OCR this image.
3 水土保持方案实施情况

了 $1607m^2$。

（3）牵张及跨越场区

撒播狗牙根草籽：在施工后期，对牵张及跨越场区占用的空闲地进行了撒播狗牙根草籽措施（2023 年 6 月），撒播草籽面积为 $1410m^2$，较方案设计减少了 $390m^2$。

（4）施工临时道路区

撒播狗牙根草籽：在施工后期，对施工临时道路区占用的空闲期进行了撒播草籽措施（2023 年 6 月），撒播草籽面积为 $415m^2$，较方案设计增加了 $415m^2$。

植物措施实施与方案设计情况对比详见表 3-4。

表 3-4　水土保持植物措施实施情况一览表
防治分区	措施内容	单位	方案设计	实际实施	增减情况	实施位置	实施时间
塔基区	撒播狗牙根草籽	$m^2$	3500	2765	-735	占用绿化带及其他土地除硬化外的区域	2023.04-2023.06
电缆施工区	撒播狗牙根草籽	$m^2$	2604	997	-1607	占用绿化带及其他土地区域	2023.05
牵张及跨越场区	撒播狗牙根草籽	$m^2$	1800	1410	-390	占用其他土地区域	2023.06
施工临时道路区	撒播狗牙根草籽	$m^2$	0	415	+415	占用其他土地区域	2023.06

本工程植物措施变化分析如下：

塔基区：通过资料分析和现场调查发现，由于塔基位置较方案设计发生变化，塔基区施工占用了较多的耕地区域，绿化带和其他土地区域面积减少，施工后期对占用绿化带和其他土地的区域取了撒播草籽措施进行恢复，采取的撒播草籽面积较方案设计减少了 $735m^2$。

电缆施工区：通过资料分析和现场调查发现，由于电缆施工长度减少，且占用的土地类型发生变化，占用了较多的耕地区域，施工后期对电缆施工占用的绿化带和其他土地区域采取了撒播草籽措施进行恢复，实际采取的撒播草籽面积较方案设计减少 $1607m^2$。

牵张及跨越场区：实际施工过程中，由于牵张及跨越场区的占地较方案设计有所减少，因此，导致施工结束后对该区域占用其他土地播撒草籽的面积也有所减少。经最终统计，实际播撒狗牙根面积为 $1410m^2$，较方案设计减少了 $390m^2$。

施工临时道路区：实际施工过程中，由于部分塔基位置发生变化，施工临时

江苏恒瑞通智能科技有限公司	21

■ ■ ■ ■ ■

Exercise requirements :: Transcribe the material above in its entirety. Match it exactly.

Exercise result ::
OCR this image.
3 水土保持方案实施情况

了 $1607m^2$。

（3）牵张及跨越场区

撒播狗牙根草籽：在施工后期，对牵张及跨越场区占用的空闲地进行了撒播狗牙根草籽措施（2023 年 6 月），撒播草籽面积为 $1410m^2$，较方案设计减少了 $390m^2$。

（4）施工临时道路区

撒播狗牙根草籽：在施工后期，对施工临时道路区占用的空闲期进行了撒播草籽措施（2023 年 6 月），撒播草籽面积为 $415m^2$，较方案设计增加了 $415m^2$。

植物措施实施与方案设计情况对比详见表 3-4。

表 3-4　水土保持植物措施实施情况一览表
防治分区	措施内容	单位	方案设计	实际实施	增减情况	实施位置	实施时间
塔基区	撒播狗牙根草籽	$m^2$	3500	2765	-735	占用绿化带及其他土地除硬化外的区域	2023.04-2023.06
电缆施工区	撒播狗牙根草籽	$m^2$	2604	997	-1607	占用绿化带及其他土地区域	2023.05
牵张及跨越场区	撒播狗牙根草籽	$m^2$	1800	1410	-390	占用其他土地区域	2023.06
施工临时道路区	撒播狗牙根草籽	$m^2$	0	415	+415	占用其他土地区域	2023.06

本工程植物措施变化分析如下：

塔基区：通过资料分析和现场调查发现，由于塔基位置较方案设计发生变化，塔基区施工占用了较多的耕地区域，绿化带和其他土地区域面积减少，施工后期对占用绿化带和其他土地的区域取了撒播草籽措施进行恢复，采取的撒播草籽面积较方案设计减少了 $735m^2$。

电缆施工区：通过资料分析和现场调查发现，由于电缆施工长度减少，且占用的土地类型发生变化，占用了较多的耕地区域，施工后期对电缆施工占用的绿化带和其他土地区域采取了撒播草籽措施进行恢复，实际采取的撒播草籽面积较方案设计减少 $1607m^2$。

牵张及跨越场区：实际施工过程中，由于牵张及跨越场区的占地较方案设计有所减少，因此，导致施工结束后对该区域占用其他土地播撒草籽的面积也有所减少。经最终统计，实际播撒狗牙根面积为 $1410m^2$，较方案设计减少了 $390m^2$。

施工临时道路区：实际施工过程中，由于部分塔基位置发生变化，施工临时

江苏恒瑞通智能科技有限公司	21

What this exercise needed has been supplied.